● **RECORDS FOR THIS TASK**:

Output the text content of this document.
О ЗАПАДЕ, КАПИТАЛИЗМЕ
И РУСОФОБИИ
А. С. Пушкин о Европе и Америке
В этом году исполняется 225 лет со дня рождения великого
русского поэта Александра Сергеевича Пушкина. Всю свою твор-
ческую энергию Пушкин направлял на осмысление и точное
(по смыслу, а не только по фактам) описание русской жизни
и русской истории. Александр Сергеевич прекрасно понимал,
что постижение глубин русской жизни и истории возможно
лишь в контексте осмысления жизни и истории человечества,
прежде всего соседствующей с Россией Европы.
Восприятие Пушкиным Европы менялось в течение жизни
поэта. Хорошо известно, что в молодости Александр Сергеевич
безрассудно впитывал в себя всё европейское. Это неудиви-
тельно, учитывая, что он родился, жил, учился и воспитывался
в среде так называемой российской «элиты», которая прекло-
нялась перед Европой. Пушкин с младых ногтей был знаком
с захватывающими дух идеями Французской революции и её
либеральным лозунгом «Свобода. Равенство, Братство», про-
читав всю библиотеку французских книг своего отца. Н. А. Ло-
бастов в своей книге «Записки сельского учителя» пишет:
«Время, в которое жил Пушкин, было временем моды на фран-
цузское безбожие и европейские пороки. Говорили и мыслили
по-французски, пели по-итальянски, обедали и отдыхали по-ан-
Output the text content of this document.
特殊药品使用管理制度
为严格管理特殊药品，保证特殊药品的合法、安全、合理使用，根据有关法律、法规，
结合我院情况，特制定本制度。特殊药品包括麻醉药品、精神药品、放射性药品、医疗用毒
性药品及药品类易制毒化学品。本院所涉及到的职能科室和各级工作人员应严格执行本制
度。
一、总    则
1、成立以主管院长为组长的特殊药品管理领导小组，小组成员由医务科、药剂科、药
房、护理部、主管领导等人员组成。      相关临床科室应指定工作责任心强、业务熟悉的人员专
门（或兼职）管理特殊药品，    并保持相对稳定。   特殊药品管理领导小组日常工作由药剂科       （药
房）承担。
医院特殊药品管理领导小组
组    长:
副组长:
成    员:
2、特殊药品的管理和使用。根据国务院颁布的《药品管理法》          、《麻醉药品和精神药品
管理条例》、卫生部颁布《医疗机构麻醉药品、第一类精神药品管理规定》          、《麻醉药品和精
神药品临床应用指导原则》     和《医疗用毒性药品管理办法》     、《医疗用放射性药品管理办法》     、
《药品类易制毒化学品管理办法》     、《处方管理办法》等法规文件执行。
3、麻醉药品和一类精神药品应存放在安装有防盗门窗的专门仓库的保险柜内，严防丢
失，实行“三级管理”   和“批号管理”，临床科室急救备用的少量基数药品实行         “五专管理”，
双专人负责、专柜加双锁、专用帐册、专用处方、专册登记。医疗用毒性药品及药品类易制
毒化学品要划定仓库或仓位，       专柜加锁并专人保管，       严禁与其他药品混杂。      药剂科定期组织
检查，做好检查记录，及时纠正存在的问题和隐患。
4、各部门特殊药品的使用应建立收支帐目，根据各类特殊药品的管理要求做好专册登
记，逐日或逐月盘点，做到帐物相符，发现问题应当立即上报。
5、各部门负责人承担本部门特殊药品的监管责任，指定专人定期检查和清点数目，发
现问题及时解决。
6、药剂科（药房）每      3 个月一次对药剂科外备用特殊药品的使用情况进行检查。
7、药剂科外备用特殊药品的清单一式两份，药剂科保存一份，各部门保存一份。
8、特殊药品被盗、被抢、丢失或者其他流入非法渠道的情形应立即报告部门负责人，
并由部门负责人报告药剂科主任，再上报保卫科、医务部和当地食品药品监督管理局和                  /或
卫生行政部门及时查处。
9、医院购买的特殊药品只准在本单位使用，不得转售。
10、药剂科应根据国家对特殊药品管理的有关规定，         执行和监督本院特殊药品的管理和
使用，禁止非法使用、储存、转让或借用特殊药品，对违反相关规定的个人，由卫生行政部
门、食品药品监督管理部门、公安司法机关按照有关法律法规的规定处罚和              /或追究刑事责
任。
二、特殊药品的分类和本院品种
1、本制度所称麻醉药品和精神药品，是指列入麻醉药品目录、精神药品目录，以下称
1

● **DO THIS**:
Give the complete listing a second time, exactly as it reads.

● **RIGHT ANSWER**:
Output the text content of this document.
О ЗАПАДЕ, КАПИТАЛИЗМЕ
И РУСОФОБИИ
А. С. Пушкин о Европе и Америке
В этом году исполняется 225 лет со дня рождения великого
русского поэта Александра Сергеевича Пушкина. Всю свою твор-
ческую энергию Пушкин направлял на осмысление и точное
(по смыслу, а не только по фактам) описание русской жизни
и русской истории. Александр Сергеевич прекрасно понимал,
что постижение глубин русской жизни и истории возможно
лишь в контексте осмысления жизни и истории человечества,
прежде всего соседствующей с Россией Европы.
Восприятие Пушкиным Европы менялось в течение жизни
поэта. Хорошо известно, что в молодости Александр Сергеевич
безрассудно впитывал в себя всё европейское. Это неудиви-
тельно, учитывая, что он родился, жил, учился и воспитывался
в среде так называемой российской «элиты», которая прекло-
нялась перед Европой. Пушкин с младых ногтей был знаком
с захватывающими дух идеями Французской революции и её
либеральным лозунгом «Свобода. Равенство, Братство», про-
читав всю библиотеку французских книг своего отца. Н. А. Ло-
бастов в своей книге «Записки сельского учителя» пишет:
«Время, в которое жил Пушкин, было временем моды на фран-
цузское безбожие и европейские пороки. Говорили и мыслили
по-французски, пели по-итальянски, обедали и отдыхали по-ан-
Output the text content of this document.
特殊药品使用管理制度
为严格管理特殊药品，保证特殊药品的合法、安全、合理使用，根据有关法律、法规，
结合我院情况，特制定本制度。特殊药品包括麻醉药品、精神药品、放射性药品、医疗用毒
性药品及药品类易制毒化学品。本院所涉及到的职能科室和各级工作人员应严格执行本制
度。
一、总    则
1、成立以主管院长为组长的特殊药品管理领导小组，小组成员由医务科、药剂科、药
房、护理部、主管领导等人员组成。      相关临床科室应指定工作责任心强、业务熟悉的人员专
门（或兼职）管理特殊药品，    并保持相对稳定。   特殊药品管理领导小组日常工作由药剂科       （药
房）承担。
医院特殊药品管理领导小组
组    长:
副组长:
成    员:
2、特殊药品的管理和使用。根据国务院颁布的《药品管理法》          、《麻醉药品和精神药品
管理条例》、卫生部颁布《医疗机构麻醉药品、第一类精神药品管理规定》          、《麻醉药品和精
神药品临床应用指导原则》     和《医疗用毒性药品管理办法》     、《医疗用放射性药品管理办法》     、
《药品类易制毒化学品管理办法》     、《处方管理办法》等法规文件执行。
3、麻醉药品和一类精神药品应存放在安装有防盗门窗的专门仓库的保险柜内，严防丢
失，实行“三级管理”   和“批号管理”，临床科室急救备用的少量基数药品实行         “五专管理”，
双专人负责、专柜加双锁、专用帐册、专用处方、专册登记。医疗用毒性药品及药品类易制
毒化学品要划定仓库或仓位，       专柜加锁并专人保管，       严禁与其他药品混杂。      药剂科定期组织
检查，做好检查记录，及时纠正存在的问题和隐患。
4、各部门特殊药品的使用应建立收支帐目，根据各类特殊药品的管理要求做好专册登
记，逐日或逐月盘点，做到帐物相符，发现问题应当立即上报。
5、各部门负责人承担本部门特殊药品的监管责任，指定专人定期检查和清点数目，发
现问题及时解决。
6、药剂科（药房）每      3 个月一次对药剂科外备用特殊药品的使用情况进行检查。
7、药剂科外备用特殊药品的清单一式两份，药剂科保存一份，各部门保存一份。
8、特殊药品被盗、被抢、丢失或者其他流入非法渠道的情形应立即报告部门负责人，
并由部门负责人报告药剂科主任，再上报保卫科、医务部和当地食品药品监督管理局和                  /或
卫生行政部门及时查处。
9、医院购买的特殊药品只准在本单位使用，不得转售。
10、药剂科应根据国家对特殊药品管理的有关规定，         执行和监督本院特殊药品的管理和
使用，禁止非法使用、储存、转让或借用特殊药品，对违反相关规定的个人，由卫生行政部
门、食品药品监督管理部门、公安司法机关按照有关法律法规的规定处罚和              /或追究刑事责
任。
二、特殊药品的分类和本院品种
1、本制度所称麻醉药品和精神药品，是指列入麻醉药品目录、精神药品目录，以下称
1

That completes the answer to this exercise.